───── RECORDS
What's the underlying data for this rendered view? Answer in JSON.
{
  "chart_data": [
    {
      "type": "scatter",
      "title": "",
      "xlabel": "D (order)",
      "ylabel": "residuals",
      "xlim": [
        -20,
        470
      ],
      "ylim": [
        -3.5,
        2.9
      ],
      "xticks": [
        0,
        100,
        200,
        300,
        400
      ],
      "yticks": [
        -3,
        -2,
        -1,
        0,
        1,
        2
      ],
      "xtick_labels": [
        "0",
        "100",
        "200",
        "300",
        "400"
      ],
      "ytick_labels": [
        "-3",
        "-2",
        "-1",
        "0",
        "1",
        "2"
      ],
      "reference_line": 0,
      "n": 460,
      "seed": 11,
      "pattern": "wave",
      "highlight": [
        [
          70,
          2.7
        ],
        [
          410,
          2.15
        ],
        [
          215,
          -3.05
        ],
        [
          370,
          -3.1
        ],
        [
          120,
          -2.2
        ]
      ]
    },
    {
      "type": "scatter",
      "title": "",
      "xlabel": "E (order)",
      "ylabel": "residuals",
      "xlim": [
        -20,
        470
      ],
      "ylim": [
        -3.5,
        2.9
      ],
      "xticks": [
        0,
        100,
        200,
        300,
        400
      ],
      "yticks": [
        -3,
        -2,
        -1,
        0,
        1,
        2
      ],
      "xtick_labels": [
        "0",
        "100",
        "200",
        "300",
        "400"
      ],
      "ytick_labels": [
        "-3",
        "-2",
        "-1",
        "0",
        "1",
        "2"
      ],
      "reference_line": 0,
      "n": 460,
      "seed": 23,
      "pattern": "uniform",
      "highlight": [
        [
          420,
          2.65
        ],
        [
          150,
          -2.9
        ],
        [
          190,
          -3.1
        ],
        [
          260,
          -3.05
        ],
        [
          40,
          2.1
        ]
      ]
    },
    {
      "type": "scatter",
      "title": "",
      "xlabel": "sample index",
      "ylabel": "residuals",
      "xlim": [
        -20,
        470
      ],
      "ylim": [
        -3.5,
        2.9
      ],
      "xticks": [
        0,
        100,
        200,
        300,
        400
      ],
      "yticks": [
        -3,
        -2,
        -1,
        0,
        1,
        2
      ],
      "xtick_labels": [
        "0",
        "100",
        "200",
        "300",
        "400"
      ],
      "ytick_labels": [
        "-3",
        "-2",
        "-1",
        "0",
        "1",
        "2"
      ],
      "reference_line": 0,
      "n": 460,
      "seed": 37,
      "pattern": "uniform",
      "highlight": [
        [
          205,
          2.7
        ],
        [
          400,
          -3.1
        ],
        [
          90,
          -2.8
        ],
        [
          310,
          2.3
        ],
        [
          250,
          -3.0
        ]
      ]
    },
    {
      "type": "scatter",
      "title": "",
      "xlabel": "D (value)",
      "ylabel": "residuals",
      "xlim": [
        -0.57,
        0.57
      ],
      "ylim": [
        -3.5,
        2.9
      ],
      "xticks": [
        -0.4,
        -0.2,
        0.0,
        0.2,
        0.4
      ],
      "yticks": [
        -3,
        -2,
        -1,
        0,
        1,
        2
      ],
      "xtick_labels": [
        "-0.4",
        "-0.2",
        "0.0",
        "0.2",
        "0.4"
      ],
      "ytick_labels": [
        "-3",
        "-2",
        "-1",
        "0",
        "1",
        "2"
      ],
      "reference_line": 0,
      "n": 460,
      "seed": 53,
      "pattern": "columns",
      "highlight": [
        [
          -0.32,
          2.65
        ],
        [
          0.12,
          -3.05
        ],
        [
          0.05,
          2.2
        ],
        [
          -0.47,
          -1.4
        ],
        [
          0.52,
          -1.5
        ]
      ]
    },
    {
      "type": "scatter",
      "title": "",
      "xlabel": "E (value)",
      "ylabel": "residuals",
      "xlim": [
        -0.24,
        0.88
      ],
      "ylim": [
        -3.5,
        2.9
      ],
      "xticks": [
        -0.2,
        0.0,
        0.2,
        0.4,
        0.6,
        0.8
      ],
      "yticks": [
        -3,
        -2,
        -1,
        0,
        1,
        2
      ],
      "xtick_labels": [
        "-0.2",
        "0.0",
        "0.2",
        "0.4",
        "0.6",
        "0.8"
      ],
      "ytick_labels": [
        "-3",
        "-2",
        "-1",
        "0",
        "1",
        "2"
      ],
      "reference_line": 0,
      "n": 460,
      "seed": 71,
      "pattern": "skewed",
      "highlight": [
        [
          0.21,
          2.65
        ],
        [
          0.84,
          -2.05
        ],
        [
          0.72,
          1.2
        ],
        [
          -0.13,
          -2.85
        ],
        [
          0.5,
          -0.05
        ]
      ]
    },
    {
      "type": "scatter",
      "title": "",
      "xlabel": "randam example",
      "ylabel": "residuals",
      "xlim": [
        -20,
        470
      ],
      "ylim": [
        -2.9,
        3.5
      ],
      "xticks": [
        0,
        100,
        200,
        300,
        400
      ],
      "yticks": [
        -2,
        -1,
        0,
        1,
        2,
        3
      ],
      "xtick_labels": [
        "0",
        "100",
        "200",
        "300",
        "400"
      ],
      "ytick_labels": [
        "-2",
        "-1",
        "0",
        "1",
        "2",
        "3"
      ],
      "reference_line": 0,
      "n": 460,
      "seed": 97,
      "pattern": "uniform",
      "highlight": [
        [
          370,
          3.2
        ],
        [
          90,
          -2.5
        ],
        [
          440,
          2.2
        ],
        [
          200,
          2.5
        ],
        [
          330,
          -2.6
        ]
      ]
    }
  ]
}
──────────
The records above should be duplicated in full, exactly as given.

What's the underlying data for this rendered view? Answer in JSON.
{
  "chart_data": [
    {
      "type": "scatter",
      "title": "",
      "xlabel": "D (order)",
      "ylabel": "residuals",
      "xlim": [
        -20,
        470
      ],
      "ylim": [
        -3.5,
        2.9
      ],
      "xticks": [
        0,
        100,
        200,
        300,
        400
      ],
      "yticks": [
        -3,
        -2,
        -1,
        0,
        1,
        2
      ],
      "xtick_labels": [
        "0",
        "100",
        "200",
        "300",
        "400"
      ],
      "ytick_labels": [
        "-3",
        "-2",
        "-1",
        "0",
        "1",
        "2"
      ],
      "reference_line": 0,
      "n": 460,
      "seed": 11,
      "pattern": "wave",
      "highlight": [
        [
          70,
          2.7
        ],
        [
          410,
          2.15
        ],
        [
          215,
          -3.05
        ],
        [
          370,
          -3.1
        ],
        [
          120,
          -2.2
        ]
      ]
    },
    {
      "type": "scatter",
      "title": "",
      "xlabel": "E (order)",
      "ylabel": "residuals",
      "xlim": [
        -20,
        470
      ],
      "ylim": [
        -3.5,
        2.9
      ],
      "xticks": [
        0,
        100,
        200,
        300,
        400
      ],
      "yticks": [
        -3,
        -2,
        -1,
        0,
        1,
        2
      ],
      "xtick_labels": [
        "0",
        "100",
        "200",
        "300",
        "400"
      ],
      "ytick_labels": [
        "-3",
        "-2",
        "-1",
        "0",
        "1",
        "2"
      ],
      "reference_line": 0,
      "n": 460,
      "seed": 23,
      "pattern": "uniform",
      "highlight": [
        [
          420,
          2.65
        ],
        [
          150,
          -2.9
        ],
        [
          190,
          -3.1
        ],
        [
          260,
          -3.05
        ],
        [
          40,
          2.1
        ]
      ]
    },
    {
      "type": "scatter",
      "title": "",
      "xlabel": "sample index",
      "ylabel": "residuals",
      "xlim": [
        -20,
        470
      ],
      "ylim": [
        -3.5,
        2.9
      ],
      "xticks": [
        0,
        100,
        200,
        300,
        400
      ],
      "yticks": [
        -3,
        -2,
        -1,
        0,
        1,
        2
      ],
      "xtick_labels": [
        "0",
        "100",
        "200",
        "300",
        "400"
      ],
      "ytick_labels": [
        "-3",
        "-2",
        "-1",
        "0",
        "1",
        "2"
      ],
      "reference_line": 0,
      "n": 460,
      "seed": 37,
      "pattern": "uniform",
      "highlight": [
        [
          205,
          2.7
        ],
        [
          400,
          -3.1
        ],
        [
          90,
          -2.8
        ],
        [
          310,
          2.3
        ],
        [
          250,
          -3.0
        ]
      ]
    },
    {
      "type": "scatter",
      "title": "",
      "xlabel": "D (value)",
      "ylabel": "residuals",
      "xlim": [
        -0.57,
        0.57
      ],
      "ylim": [
        -3.5,
        2.9
      ],
      "xticks": [
        -0.4,
        -0.2,
        0.0,
        0.2,
        0.4
      ],
      "yticks": [
        -3,
        -2,
        -1,
        0,
        1,
        2
      ],
      "xtick_labels": [
        "-0.4",
        "-0.2",
        "0.0",
        "0.2",
        "0.4"
      ],
      "ytick_labels": [
        "-3",
        "-2",
        "-1",
        "0",
        "1",
        "2"
      ],
      "reference_line": 0,
      "n": 460,
      "seed": 53,
      "pattern": "columns",
      "highlight": [
        [
          -0.32,
          2.65
        ],
        [
          0.12,
          -3.05
        ],
        [
          0.05,
          2.2
        ],
        [
          -0.47,
          -1.4
        ],
        [
          0.52,
          -1.5
        ]
      ]
    },
    {
      "type": "scatter",
      "title": "",
      "xlabel": "E (value)",
      "ylabel": "residuals",
      "xlim": [
        -0.24,
        0.88
      ],
      "ylim": [
        -3.5,
        2.9
      ],
      "xticks": [
        -0.2,
        0.0,
        0.2,
        0.4,
        0.6,
        0.8
      ],
      "yticks": [
        -3,
        -2,
        -1,
        0,
        1,
        2
      ],
      "xtick_labels": [
        "-0.2",
        "0.0",
        "0.2",
        "0.4",
        "0.6",
        "0.8"
      ],
      "ytick_labels": [
        "-3",
        "-2",
        "-1",
        "0",
        "1",
        "2"
      ],
      "reference_line": 0,
      "n": 460,
      "seed": 71,
      "pattern": "skewed",
      "highlight": [
        [
          0.21,
          2.65
        ],
        [
          0.84,
          -2.05
        ],
        [
          0.72,
          1.2
        ],
        [
          -0.13,
          -2.85
        ],
        [
          0.5,
          -0.05
        ]
      ]
    },
    {
      "type": "scatter",
      "title": "",
      "xlabel": "randam example",
      "ylabel": "residuals",
      "xlim": [
        -20,
        470
      ],
      "ylim": [
        -2.9,
        3.5
      ],
      "xticks": [
        0,
        100,
        200,
        300,
        400
      ],
      "yticks": [
        -2,
        -1,
        0,
        1,
        2,
        3
      ],
      "xtick_labels": [
        "0",
        "100",
        "200",
        "300",
        "400"
      ],
      "ytick_labels": [
        "-2",
        "-1",
        "0",
        "1",
        "2",
        "3"
      ],
      "reference_line": 0,
      "n": 460,
      "seed": 97,
      "pattern": "uniform",
      "highlight": [
        [
          370,
          3.2
        ],
        [
          90,
          -2.5
        ],
        [
          440,
          2.2
        ],
        [
          200,
          2.5
        ],
        [
          330,
          -2.6
        ]
      ]
    }
  ]
}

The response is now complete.